┌──
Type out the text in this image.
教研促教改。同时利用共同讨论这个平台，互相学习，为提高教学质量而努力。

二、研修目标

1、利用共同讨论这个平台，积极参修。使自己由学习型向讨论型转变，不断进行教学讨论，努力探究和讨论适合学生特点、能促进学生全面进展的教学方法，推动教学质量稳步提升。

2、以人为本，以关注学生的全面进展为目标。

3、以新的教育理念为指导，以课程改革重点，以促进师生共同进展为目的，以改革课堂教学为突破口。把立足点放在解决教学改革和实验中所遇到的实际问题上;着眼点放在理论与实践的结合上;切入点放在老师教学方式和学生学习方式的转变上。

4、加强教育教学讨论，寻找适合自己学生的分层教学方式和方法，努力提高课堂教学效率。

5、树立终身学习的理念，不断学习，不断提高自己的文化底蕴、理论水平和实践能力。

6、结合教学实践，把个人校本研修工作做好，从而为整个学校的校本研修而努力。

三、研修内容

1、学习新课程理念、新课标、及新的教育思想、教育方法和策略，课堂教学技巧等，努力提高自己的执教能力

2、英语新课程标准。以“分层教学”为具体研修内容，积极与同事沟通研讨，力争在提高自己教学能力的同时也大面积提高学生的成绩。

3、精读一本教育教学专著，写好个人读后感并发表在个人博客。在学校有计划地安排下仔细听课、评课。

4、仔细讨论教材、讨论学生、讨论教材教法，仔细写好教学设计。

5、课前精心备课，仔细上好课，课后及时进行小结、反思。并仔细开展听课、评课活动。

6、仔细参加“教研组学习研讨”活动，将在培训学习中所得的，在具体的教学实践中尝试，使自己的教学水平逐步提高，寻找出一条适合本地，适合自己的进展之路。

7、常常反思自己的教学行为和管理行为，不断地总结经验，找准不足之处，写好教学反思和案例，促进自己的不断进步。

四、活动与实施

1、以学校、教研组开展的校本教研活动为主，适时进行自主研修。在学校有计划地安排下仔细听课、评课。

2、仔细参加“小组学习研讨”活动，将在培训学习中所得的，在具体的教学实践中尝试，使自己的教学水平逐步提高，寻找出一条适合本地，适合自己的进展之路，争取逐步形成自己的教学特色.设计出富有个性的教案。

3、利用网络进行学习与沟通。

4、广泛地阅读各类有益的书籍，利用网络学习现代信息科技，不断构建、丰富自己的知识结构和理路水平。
└──
Exercise description
List the lines that contain the word "将在培训学习中所得的".

Correct response
6、仔细参加“教研组学习研讨”活动，将在培训学习中所得的，在具体的教学实践中尝试，使自己的教学水平逐步提高，寻找出一条适合本地，适合自己的进展之路。
2、仔细参加“小组学习研讨”活动，将在培训学习中所得的，在具体的教学实践中尝试，使自己的教学水平逐步提高，寻找出一条适合本地，适合自己的进展之路，争取逐步形成自己的教学特色.设计出富有个性的教案。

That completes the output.